## Request:
Copy the records that follow exactly as written, but not their pictures.
>> Start Input data
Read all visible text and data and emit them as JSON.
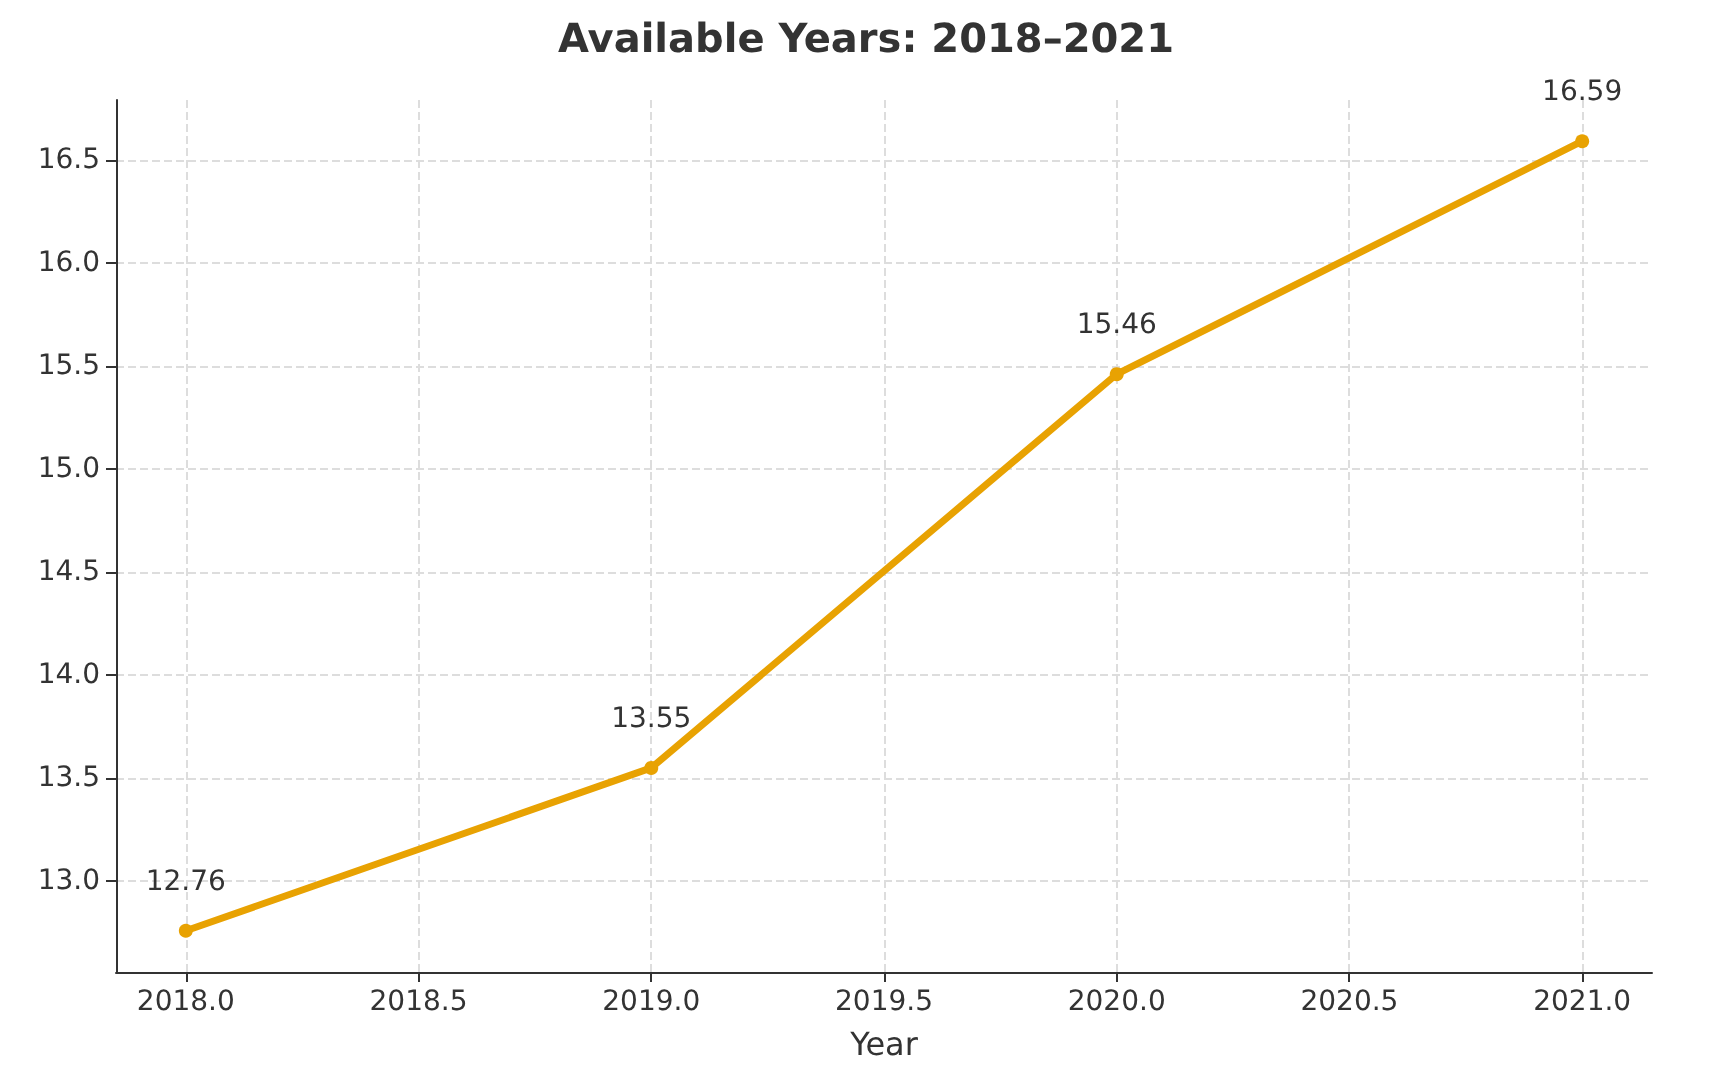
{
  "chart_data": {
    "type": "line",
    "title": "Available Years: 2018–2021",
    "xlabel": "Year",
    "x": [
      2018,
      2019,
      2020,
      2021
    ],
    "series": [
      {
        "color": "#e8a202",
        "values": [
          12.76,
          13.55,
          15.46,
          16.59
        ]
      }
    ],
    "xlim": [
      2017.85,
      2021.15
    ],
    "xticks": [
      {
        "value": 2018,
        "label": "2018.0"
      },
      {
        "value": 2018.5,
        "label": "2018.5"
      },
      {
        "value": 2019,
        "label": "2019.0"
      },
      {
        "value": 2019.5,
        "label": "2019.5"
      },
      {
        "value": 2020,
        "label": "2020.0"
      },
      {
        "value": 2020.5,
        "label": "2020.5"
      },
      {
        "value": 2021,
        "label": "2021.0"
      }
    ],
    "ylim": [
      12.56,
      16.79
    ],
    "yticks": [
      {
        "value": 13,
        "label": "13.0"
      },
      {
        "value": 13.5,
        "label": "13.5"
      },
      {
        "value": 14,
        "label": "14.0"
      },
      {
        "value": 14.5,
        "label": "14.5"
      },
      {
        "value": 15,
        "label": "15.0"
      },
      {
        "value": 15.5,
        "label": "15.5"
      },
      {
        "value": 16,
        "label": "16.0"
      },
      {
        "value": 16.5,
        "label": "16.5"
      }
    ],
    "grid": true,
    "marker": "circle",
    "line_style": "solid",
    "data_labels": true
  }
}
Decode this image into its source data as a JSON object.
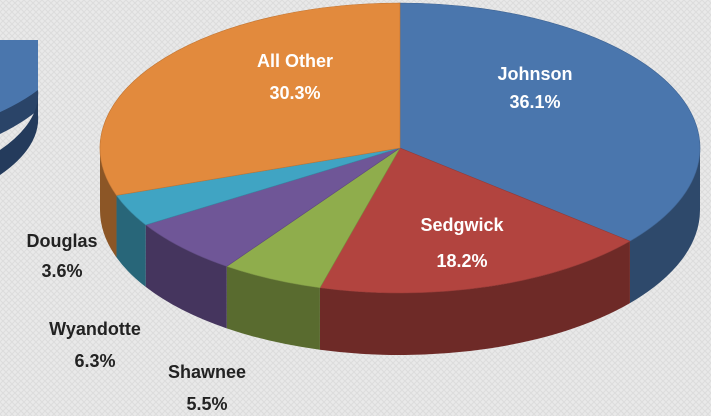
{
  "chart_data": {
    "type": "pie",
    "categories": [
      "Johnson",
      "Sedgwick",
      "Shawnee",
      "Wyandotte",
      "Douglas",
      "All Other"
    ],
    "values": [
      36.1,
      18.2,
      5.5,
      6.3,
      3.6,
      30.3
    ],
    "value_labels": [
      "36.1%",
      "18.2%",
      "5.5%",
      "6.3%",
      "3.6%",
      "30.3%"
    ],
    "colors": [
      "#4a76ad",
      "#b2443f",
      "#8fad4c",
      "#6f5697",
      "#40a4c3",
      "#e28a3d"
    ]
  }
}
>> End Input data
## Solution to the problem:
Read all visible text and data and emit them as JSON.
{
  "chart_data": {
    "type": "line",
    "title": "Available Years: 2018–2021",
    "xlabel": "Year",
    "x": [
      2018,
      2019,
      2020,
      2021
    ],
    "series": [
      {
        "color": "#e8a202",
        "values": [
          12.76,
          13.55,
          15.46,
          16.59
        ]
      }
    ],
    "xlim": [
      2017.85,
      2021.15
    ],
    "xticks": [
      {
        "value": 2018,
        "label": "2018.0"
      },
      {
        "value": 2018.5,
        "label": "2018.5"
      },
      {
        "value": 2019,
        "label": "2019.0"
      },
      {
        "value": 2019.5,
        "label": "2019.5"
      },
      {
        "value": 2020,
        "label": "2020.0"
      },
      {
        "value": 2020.5,
        "label": "2020.5"
      },
      {
        "value": 2021,
        "label": "2021.0"
      }
    ],
    "ylim": [
      12.56,
      16.79
    ],
    "yticks": [
      {
        "value": 13,
        "label": "13.0"
      },
      {
        "value": 13.5,
        "label": "13.5"
      },
      {
        "value": 14,
        "label": "14.0"
      },
      {
        "value": 14.5,
        "label": "14.5"
      },
      {
        "value": 15,
        "label": "15.0"
      },
      {
        "value": 15.5,
        "label": "15.5"
      },
      {
        "value": 16,
        "label": "16.0"
      },
      {
        "value": 16.5,
        "label": "16.5"
      }
    ],
    "grid": true,
    "marker": "circle",
    "line_style": "solid",
    "data_labels": true
  }
}
Decode this image into its source data as a JSON object.
{
  "chart_data": {
    "type": "pie",
    "categories": [
      "Johnson",
      "Sedgwick",
      "Shawnee",
      "Wyandotte",
      "Douglas",
      "All Other"
    ],
    "values": [
      36.1,
      18.2,
      5.5,
      6.3,
      3.6,
      30.3
    ],
    "value_labels": [
      "36.1%",
      "18.2%",
      "5.5%",
      "6.3%",
      "3.6%",
      "30.3%"
    ],
    "colors": [
      "#4a76ad",
      "#b2443f",
      "#8fad4c",
      "#6f5697",
      "#40a4c3",
      "#e28a3d"
    ]
  }
}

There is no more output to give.